Exercise: Take the entries below and reproduce them word for word.
===== Task material =====
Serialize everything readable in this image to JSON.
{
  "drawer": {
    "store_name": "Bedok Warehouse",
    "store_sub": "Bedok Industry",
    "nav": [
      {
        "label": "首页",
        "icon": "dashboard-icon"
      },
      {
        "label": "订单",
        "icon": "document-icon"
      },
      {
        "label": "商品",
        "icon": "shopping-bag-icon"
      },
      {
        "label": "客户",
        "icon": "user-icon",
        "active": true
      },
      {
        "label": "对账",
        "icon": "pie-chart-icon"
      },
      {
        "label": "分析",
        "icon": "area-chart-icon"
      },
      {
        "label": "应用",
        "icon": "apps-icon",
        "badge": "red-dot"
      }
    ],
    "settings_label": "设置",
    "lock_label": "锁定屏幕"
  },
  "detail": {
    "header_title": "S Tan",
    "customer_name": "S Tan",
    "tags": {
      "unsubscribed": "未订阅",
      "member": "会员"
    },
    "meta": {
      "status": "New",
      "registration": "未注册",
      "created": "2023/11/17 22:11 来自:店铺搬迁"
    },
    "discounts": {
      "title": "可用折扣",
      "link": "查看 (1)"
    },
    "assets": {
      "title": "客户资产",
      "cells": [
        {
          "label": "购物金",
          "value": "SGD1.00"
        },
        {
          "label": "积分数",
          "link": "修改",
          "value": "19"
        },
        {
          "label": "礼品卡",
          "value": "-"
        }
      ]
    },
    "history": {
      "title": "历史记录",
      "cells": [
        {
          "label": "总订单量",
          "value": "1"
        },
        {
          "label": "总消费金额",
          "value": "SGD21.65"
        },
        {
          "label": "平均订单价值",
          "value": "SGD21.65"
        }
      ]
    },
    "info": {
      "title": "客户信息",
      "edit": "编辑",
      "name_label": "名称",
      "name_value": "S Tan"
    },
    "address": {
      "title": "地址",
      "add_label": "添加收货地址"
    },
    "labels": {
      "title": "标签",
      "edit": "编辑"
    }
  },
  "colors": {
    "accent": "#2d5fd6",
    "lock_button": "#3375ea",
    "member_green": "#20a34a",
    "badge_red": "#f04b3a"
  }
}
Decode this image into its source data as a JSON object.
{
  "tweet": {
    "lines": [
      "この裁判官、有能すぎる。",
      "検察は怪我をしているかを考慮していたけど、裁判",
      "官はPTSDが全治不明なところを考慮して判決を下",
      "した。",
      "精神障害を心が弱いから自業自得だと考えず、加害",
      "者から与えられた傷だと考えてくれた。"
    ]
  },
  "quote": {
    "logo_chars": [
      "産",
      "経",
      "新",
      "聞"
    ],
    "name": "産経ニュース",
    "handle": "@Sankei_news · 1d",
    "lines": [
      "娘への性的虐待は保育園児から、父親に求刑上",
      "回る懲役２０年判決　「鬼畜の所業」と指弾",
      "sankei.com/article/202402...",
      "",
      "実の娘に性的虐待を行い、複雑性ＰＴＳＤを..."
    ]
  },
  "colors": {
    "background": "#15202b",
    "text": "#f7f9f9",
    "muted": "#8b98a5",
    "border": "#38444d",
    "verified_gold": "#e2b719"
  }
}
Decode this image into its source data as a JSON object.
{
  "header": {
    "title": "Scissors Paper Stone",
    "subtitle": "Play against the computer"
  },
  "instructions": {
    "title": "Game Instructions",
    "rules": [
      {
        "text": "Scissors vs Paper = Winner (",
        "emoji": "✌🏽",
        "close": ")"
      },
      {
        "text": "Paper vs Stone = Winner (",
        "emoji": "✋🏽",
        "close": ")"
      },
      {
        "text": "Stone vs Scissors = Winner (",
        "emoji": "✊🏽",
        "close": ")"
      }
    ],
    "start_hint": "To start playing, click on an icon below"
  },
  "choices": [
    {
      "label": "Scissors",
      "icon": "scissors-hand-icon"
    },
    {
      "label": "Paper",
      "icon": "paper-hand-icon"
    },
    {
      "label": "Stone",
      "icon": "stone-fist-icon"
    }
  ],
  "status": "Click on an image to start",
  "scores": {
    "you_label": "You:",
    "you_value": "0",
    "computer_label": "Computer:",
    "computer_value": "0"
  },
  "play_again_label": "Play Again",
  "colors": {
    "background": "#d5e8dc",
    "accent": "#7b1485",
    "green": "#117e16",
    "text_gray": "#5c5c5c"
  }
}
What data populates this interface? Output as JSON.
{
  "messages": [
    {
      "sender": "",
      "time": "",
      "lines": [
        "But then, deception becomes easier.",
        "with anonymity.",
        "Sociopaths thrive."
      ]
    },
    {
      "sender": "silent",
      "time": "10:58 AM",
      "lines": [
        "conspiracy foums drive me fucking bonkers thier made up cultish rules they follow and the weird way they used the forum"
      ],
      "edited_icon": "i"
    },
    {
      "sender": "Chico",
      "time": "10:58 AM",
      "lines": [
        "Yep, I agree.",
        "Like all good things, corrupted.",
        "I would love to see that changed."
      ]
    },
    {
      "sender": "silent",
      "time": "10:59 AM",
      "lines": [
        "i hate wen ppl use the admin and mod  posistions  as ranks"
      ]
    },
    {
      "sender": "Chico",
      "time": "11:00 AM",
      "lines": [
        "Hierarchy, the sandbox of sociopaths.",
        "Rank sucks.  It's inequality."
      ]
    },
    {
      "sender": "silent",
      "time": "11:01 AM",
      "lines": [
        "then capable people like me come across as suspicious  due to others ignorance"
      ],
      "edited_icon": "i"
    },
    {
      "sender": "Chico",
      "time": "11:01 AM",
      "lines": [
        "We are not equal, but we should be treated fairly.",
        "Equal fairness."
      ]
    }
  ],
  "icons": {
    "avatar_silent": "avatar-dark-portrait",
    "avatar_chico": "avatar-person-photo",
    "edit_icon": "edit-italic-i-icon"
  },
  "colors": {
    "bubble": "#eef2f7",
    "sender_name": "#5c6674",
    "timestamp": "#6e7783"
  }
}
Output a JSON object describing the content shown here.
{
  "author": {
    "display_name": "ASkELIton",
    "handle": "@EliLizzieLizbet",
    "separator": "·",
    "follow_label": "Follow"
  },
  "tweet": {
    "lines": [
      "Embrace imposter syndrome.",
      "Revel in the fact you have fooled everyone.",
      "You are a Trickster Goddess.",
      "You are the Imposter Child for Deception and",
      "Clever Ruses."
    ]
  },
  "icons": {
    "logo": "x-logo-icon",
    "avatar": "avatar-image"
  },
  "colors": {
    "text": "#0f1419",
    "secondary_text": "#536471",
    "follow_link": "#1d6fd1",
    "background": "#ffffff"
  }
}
=====
Response:
Serialize everything readable in this image to JSON.
{
  "drawer": {
    "store_name": "Bedok Warehouse",
    "store_sub": "Bedok Industry",
    "nav": [
      {
        "label": "首页",
        "icon": "dashboard-icon"
      },
      {
        "label": "订单",
        "icon": "document-icon"
      },
      {
        "label": "商品",
        "icon": "shopping-bag-icon"
      },
      {
        "label": "客户",
        "icon": "user-icon",
        "active": true
      },
      {
        "label": "对账",
        "icon": "pie-chart-icon"
      },
      {
        "label": "分析",
        "icon": "area-chart-icon"
      },
      {
        "label": "应用",
        "icon": "apps-icon",
        "badge": "red-dot"
      }
    ],
    "settings_label": "设置",
    "lock_label": "锁定屏幕"
  },
  "detail": {
    "header_title": "S Tan",
    "customer_name": "S Tan",
    "tags": {
      "unsubscribed": "未订阅",
      "member": "会员"
    },
    "meta": {
      "status": "New",
      "registration": "未注册",
      "created": "2023/11/17 22:11 来自:店铺搬迁"
    },
    "discounts": {
      "title": "可用折扣",
      "link": "查看 (1)"
    },
    "assets": {
      "title": "客户资产",
      "cells": [
        {
          "label": "购物金",
          "value": "SGD1.00"
        },
        {
          "label": "积分数",
          "link": "修改",
          "value": "19"
        },
        {
          "label": "礼品卡",
          "value": "-"
        }
      ]
    },
    "history": {
      "title": "历史记录",
      "cells": [
        {
          "label": "总订单量",
          "value": "1"
        },
        {
          "label": "总消费金额",
          "value": "SGD21.65"
        },
        {
          "label": "平均订单价值",
          "value": "SGD21.65"
        }
      ]
    },
    "info": {
      "title": "客户信息",
      "edit": "编辑",
      "name_label": "名称",
      "name_value": "S Tan"
    },
    "address": {
      "title": "地址",
      "add_label": "添加收货地址"
    },
    "labels": {
      "title": "标签",
      "edit": "编辑"
    }
  },
  "colors": {
    "accent": "#2d5fd6",
    "lock_button": "#3375ea",
    "member_green": "#20a34a",
    "badge_red": "#f04b3a"
  }
}
Decode this image into its source data as a JSON object.
{
  "tweet": {
    "lines": [
      "この裁判官、有能すぎる。",
      "検察は怪我をしているかを考慮していたけど、裁判",
      "官はPTSDが全治不明なところを考慮して判決を下",
      "した。",
      "精神障害を心が弱いから自業自得だと考えず、加害",
      "者から与えられた傷だと考えてくれた。"
    ]
  },
  "quote": {
    "logo_chars": [
      "産",
      "経",
      "新",
      "聞"
    ],
    "name": "産経ニュース",
    "handle": "@Sankei_news · 1d",
    "lines": [
      "娘への性的虐待は保育園児から、父親に求刑上",
      "回る懲役２０年判決　「鬼畜の所業」と指弾",
      "sankei.com/article/202402...",
      "",
      "実の娘に性的虐待を行い、複雑性ＰＴＳＤを..."
    ]
  },
  "colors": {
    "background": "#15202b",
    "text": "#f7f9f9",
    "muted": "#8b98a5",
    "border": "#38444d",
    "verified_gold": "#e2b719"
  }
}
Decode this image into its source data as a JSON object.
{
  "header": {
    "title": "Scissors Paper Stone",
    "subtitle": "Play against the computer"
  },
  "instructions": {
    "title": "Game Instructions",
    "rules": [
      {
        "text": "Scissors vs Paper = Winner (",
        "emoji": "✌🏽",
        "close": ")"
      },
      {
        "text": "Paper vs Stone = Winner (",
        "emoji": "✋🏽",
        "close": ")"
      },
      {
        "text": "Stone vs Scissors = Winner (",
        "emoji": "✊🏽",
        "close": ")"
      }
    ],
    "start_hint": "To start playing, click on an icon below"
  },
  "choices": [
    {
      "label": "Scissors",
      "icon": "scissors-hand-icon"
    },
    {
      "label": "Paper",
      "icon": "paper-hand-icon"
    },
    {
      "label": "Stone",
      "icon": "stone-fist-icon"
    }
  ],
  "status": "Click on an image to start",
  "scores": {
    "you_label": "You:",
    "you_value": "0",
    "computer_label": "Computer:",
    "computer_value": "0"
  },
  "play_again_label": "Play Again",
  "colors": {
    "background": "#d5e8dc",
    "accent": "#7b1485",
    "green": "#117e16",
    "text_gray": "#5c5c5c"
  }
}
What data populates this interface? Output as JSON.
{
  "messages": [
    {
      "sender": "",
      "time": "",
      "lines": [
        "But then, deception becomes easier.",
        "with anonymity.",
        "Sociopaths thrive."
      ]
    },
    {
      "sender": "silent",
      "time": "10:58 AM",
      "lines": [
        "conspiracy foums drive me fucking bonkers thier made up cultish rules they follow and the weird way they used the forum"
      ],
      "edited_icon": "i"
    },
    {
      "sender": "Chico",
      "time": "10:58 AM",
      "lines": [
        "Yep, I agree.",
        "Like all good things, corrupted.",
        "I would love to see that changed."
      ]
    },
    {
      "sender": "silent",
      "time": "10:59 AM",
      "lines": [
        "i hate wen ppl use the admin and mod  posistions  as ranks"
      ]
    },
    {
      "sender": "Chico",
      "time": "11:00 AM",
      "lines": [
        "Hierarchy, the sandbox of sociopaths.",
        "Rank sucks.  It's inequality."
      ]
    },
    {
      "sender": "silent",
      "time": "11:01 AM",
      "lines": [
        "then capable people like me come across as suspicious  due to others ignorance"
      ],
      "edited_icon": "i"
    },
    {
      "sender": "Chico",
      "time": "11:01 AM",
      "lines": [
        "We are not equal, but we should be treated fairly.",
        "Equal fairness."
      ]
    }
  ],
  "icons": {
    "avatar_silent": "avatar-dark-portrait",
    "avatar_chico": "avatar-person-photo",
    "edit_icon": "edit-italic-i-icon"
  },
  "colors": {
    "bubble": "#eef2f7",
    "sender_name": "#5c6674",
    "timestamp": "#6e7783"
  }
}
Output a JSON object describing the content shown here.
{
  "author": {
    "display_name": "ASkELIton",
    "handle": "@EliLizzieLizbet",
    "separator": "·",
    "follow_label": "Follow"
  },
  "tweet": {
    "lines": [
      "Embrace imposter syndrome.",
      "Revel in the fact you have fooled everyone.",
      "You are a Trickster Goddess.",
      "You are the Imposter Child for Deception and",
      "Clever Ruses."
    ]
  },
  "icons": {
    "logo": "x-logo-icon",
    "avatar": "avatar-image"
  },
  "colors": {
    "text": "#0f1419",
    "secondary_text": "#536471",
    "follow_link": "#1d6fd1",
    "background": "#ffffff"
  }
}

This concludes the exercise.